begin Dataset entries
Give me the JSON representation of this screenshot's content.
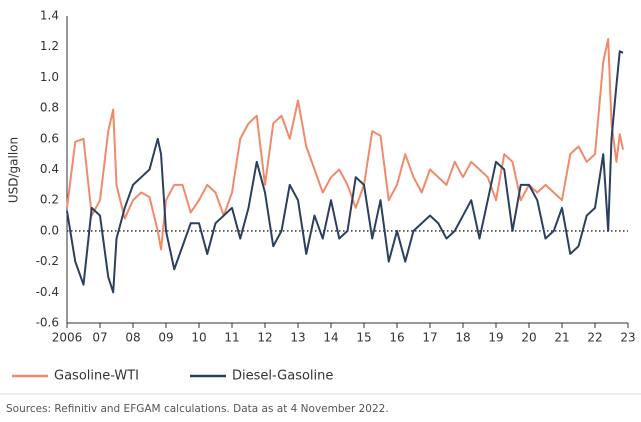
{
  "chart_data": {
    "type": "line",
    "y_label": "USD/gallon",
    "source": "Sources: Refinitiv and EFGAM calculations. Data as at 4 November 2022.",
    "x": [
      2006,
      2006.25,
      2006.5,
      2006.75,
      2007,
      2007.25,
      2007.4,
      2007.5,
      2007.75,
      2008,
      2008.25,
      2008.5,
      2008.75,
      2008.85,
      2009,
      2009.25,
      2009.5,
      2009.75,
      2010,
      2010.25,
      2010.5,
      2010.75,
      2011,
      2011.25,
      2011.5,
      2011.75,
      2012,
      2012.25,
      2012.5,
      2012.75,
      2013,
      2013.25,
      2013.5,
      2013.75,
      2014,
      2014.25,
      2014.5,
      2014.75,
      2015,
      2015.25,
      2015.5,
      2015.75,
      2016,
      2016.25,
      2016.5,
      2016.75,
      2017,
      2017.25,
      2017.5,
      2017.75,
      2018,
      2018.25,
      2018.5,
      2018.75,
      2019,
      2019.25,
      2019.5,
      2019.75,
      2020,
      2020.25,
      2020.5,
      2020.75,
      2021,
      2021.25,
      2021.5,
      2021.75,
      2022,
      2022.25,
      2022.4,
      2022.5,
      2022.65,
      2022.75,
      2022.85
    ],
    "series": [
      {
        "name": "Gasoline-WTI",
        "color": "#f08a6a",
        "values": [
          0.15,
          0.58,
          0.6,
          0.1,
          0.2,
          0.65,
          0.79,
          0.3,
          0.08,
          0.2,
          0.25,
          0.22,
          0.0,
          -0.12,
          0.2,
          0.3,
          0.3,
          0.12,
          0.2,
          0.3,
          0.25,
          0.1,
          0.25,
          0.6,
          0.7,
          0.75,
          0.3,
          0.7,
          0.75,
          0.6,
          0.85,
          0.55,
          0.4,
          0.25,
          0.35,
          0.4,
          0.3,
          0.15,
          0.3,
          0.65,
          0.62,
          0.2,
          0.3,
          0.5,
          0.35,
          0.25,
          0.4,
          0.35,
          0.3,
          0.45,
          0.35,
          0.45,
          0.4,
          0.35,
          0.2,
          0.5,
          0.45,
          0.2,
          0.3,
          0.25,
          0.3,
          0.25,
          0.2,
          0.5,
          0.55,
          0.45,
          0.5,
          1.1,
          1.25,
          0.7,
          0.45,
          0.63,
          0.53
        ]
      },
      {
        "name": "Diesel-Gasoline",
        "color": "#2b3f5e",
        "values": [
          0.13,
          -0.2,
          -0.35,
          0.15,
          0.1,
          -0.3,
          -0.4,
          -0.05,
          0.15,
          0.3,
          0.35,
          0.4,
          0.6,
          0.5,
          0.0,
          -0.25,
          -0.1,
          0.05,
          0.05,
          -0.15,
          0.05,
          0.1,
          0.15,
          -0.05,
          0.15,
          0.45,
          0.25,
          -0.1,
          0.0,
          0.3,
          0.2,
          -0.15,
          0.1,
          -0.05,
          0.2,
          -0.05,
          0.0,
          0.35,
          0.3,
          -0.05,
          0.2,
          -0.2,
          0.0,
          -0.2,
          0.0,
          0.05,
          0.1,
          0.05,
          -0.05,
          0.0,
          0.1,
          0.2,
          -0.05,
          0.2,
          0.45,
          0.4,
          0.0,
          0.3,
          0.3,
          0.2,
          -0.05,
          0.0,
          0.15,
          -0.15,
          -0.1,
          0.1,
          0.15,
          0.5,
          0.0,
          0.6,
          0.95,
          1.17,
          1.16
        ]
      }
    ],
    "xlim": [
      2006,
      2023
    ],
    "xticks": [
      2006,
      {
        "value": 2007,
        "label": "07"
      },
      {
        "value": 2008,
        "label": "08"
      },
      {
        "value": 2009,
        "label": "09"
      },
      {
        "value": 2010,
        "label": "10"
      },
      {
        "value": 2011,
        "label": "11"
      },
      {
        "value": 2012,
        "label": "12"
      },
      {
        "value": 2013,
        "label": "13"
      },
      {
        "value": 2014,
        "label": "14"
      },
      {
        "value": 2015,
        "label": "15"
      },
      {
        "value": 2016,
        "label": "16"
      },
      {
        "value": 2017,
        "label": "17"
      },
      {
        "value": 2018,
        "label": "18"
      },
      {
        "value": 2019,
        "label": "19"
      },
      {
        "value": 2020,
        "label": "20"
      },
      {
        "value": 2021,
        "label": "21"
      },
      {
        "value": 2022,
        "label": "22"
      },
      {
        "value": 2023,
        "label": "23"
      }
    ],
    "ylim": [
      -0.6,
      1.4
    ],
    "yticks": [
      -0.6,
      -0.4,
      -0.2,
      {
        "value": 0,
        "label": "0.0"
      },
      0.2,
      0.4,
      0.6,
      0.8,
      {
        "value": 1,
        "label": "1.0"
      },
      1.2,
      1.4
    ],
    "grid": false,
    "zero_line": true,
    "legend": "bottom"
  }
}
end Dataset entries
» **Given task**: Every entry should be returned exactly as written, minus the pictures.

» **The response**:
Give me the JSON representation of this screenshot's content.
{
  "chart_data": {
    "type": "line",
    "y_label": "USD/gallon",
    "source": "Sources: Refinitiv and EFGAM calculations. Data as at 4 November 2022.",
    "x": [
      2006,
      2006.25,
      2006.5,
      2006.75,
      2007,
      2007.25,
      2007.4,
      2007.5,
      2007.75,
      2008,
      2008.25,
      2008.5,
      2008.75,
      2008.85,
      2009,
      2009.25,
      2009.5,
      2009.75,
      2010,
      2010.25,
      2010.5,
      2010.75,
      2011,
      2011.25,
      2011.5,
      2011.75,
      2012,
      2012.25,
      2012.5,
      2012.75,
      2013,
      2013.25,
      2013.5,
      2013.75,
      2014,
      2014.25,
      2014.5,
      2014.75,
      2015,
      2015.25,
      2015.5,
      2015.75,
      2016,
      2016.25,
      2016.5,
      2016.75,
      2017,
      2017.25,
      2017.5,
      2017.75,
      2018,
      2018.25,
      2018.5,
      2018.75,
      2019,
      2019.25,
      2019.5,
      2019.75,
      2020,
      2020.25,
      2020.5,
      2020.75,
      2021,
      2021.25,
      2021.5,
      2021.75,
      2022,
      2022.25,
      2022.4,
      2022.5,
      2022.65,
      2022.75,
      2022.85
    ],
    "series": [
      {
        "name": "Gasoline-WTI",
        "color": "#f08a6a",
        "values": [
          0.15,
          0.58,
          0.6,
          0.1,
          0.2,
          0.65,
          0.79,
          0.3,
          0.08,
          0.2,
          0.25,
          0.22,
          0.0,
          -0.12,
          0.2,
          0.3,
          0.3,
          0.12,
          0.2,
          0.3,
          0.25,
          0.1,
          0.25,
          0.6,
          0.7,
          0.75,
          0.3,
          0.7,
          0.75,
          0.6,
          0.85,
          0.55,
          0.4,
          0.25,
          0.35,
          0.4,
          0.3,
          0.15,
          0.3,
          0.65,
          0.62,
          0.2,
          0.3,
          0.5,
          0.35,
          0.25,
          0.4,
          0.35,
          0.3,
          0.45,
          0.35,
          0.45,
          0.4,
          0.35,
          0.2,
          0.5,
          0.45,
          0.2,
          0.3,
          0.25,
          0.3,
          0.25,
          0.2,
          0.5,
          0.55,
          0.45,
          0.5,
          1.1,
          1.25,
          0.7,
          0.45,
          0.63,
          0.53
        ]
      },
      {
        "name": "Diesel-Gasoline",
        "color": "#2b3f5e",
        "values": [
          0.13,
          -0.2,
          -0.35,
          0.15,
          0.1,
          -0.3,
          -0.4,
          -0.05,
          0.15,
          0.3,
          0.35,
          0.4,
          0.6,
          0.5,
          0.0,
          -0.25,
          -0.1,
          0.05,
          0.05,
          -0.15,
          0.05,
          0.1,
          0.15,
          -0.05,
          0.15,
          0.45,
          0.25,
          -0.1,
          0.0,
          0.3,
          0.2,
          -0.15,
          0.1,
          -0.05,
          0.2,
          -0.05,
          0.0,
          0.35,
          0.3,
          -0.05,
          0.2,
          -0.2,
          0.0,
          -0.2,
          0.0,
          0.05,
          0.1,
          0.05,
          -0.05,
          0.0,
          0.1,
          0.2,
          -0.05,
          0.2,
          0.45,
          0.4,
          0.0,
          0.3,
          0.3,
          0.2,
          -0.05,
          0.0,
          0.15,
          -0.15,
          -0.1,
          0.1,
          0.15,
          0.5,
          0.0,
          0.6,
          0.95,
          1.17,
          1.16
        ]
      }
    ],
    "xlim": [
      2006,
      2023
    ],
    "xticks": [
      2006,
      {
        "value": 2007,
        "label": "07"
      },
      {
        "value": 2008,
        "label": "08"
      },
      {
        "value": 2009,
        "label": "09"
      },
      {
        "value": 2010,
        "label": "10"
      },
      {
        "value": 2011,
        "label": "11"
      },
      {
        "value": 2012,
        "label": "12"
      },
      {
        "value": 2013,
        "label": "13"
      },
      {
        "value": 2014,
        "label": "14"
      },
      {
        "value": 2015,
        "label": "15"
      },
      {
        "value": 2016,
        "label": "16"
      },
      {
        "value": 2017,
        "label": "17"
      },
      {
        "value": 2018,
        "label": "18"
      },
      {
        "value": 2019,
        "label": "19"
      },
      {
        "value": 2020,
        "label": "20"
      },
      {
        "value": 2021,
        "label": "21"
      },
      {
        "value": 2022,
        "label": "22"
      },
      {
        "value": 2023,
        "label": "23"
      }
    ],
    "ylim": [
      -0.6,
      1.4
    ],
    "yticks": [
      -0.6,
      -0.4,
      -0.2,
      {
        "value": 0,
        "label": "0.0"
      },
      0.2,
      0.4,
      0.6,
      0.8,
      {
        "value": 1,
        "label": "1.0"
      },
      1.2,
      1.4
    ],
    "grid": false,
    "zero_line": true,
    "legend": "bottom"
  }
}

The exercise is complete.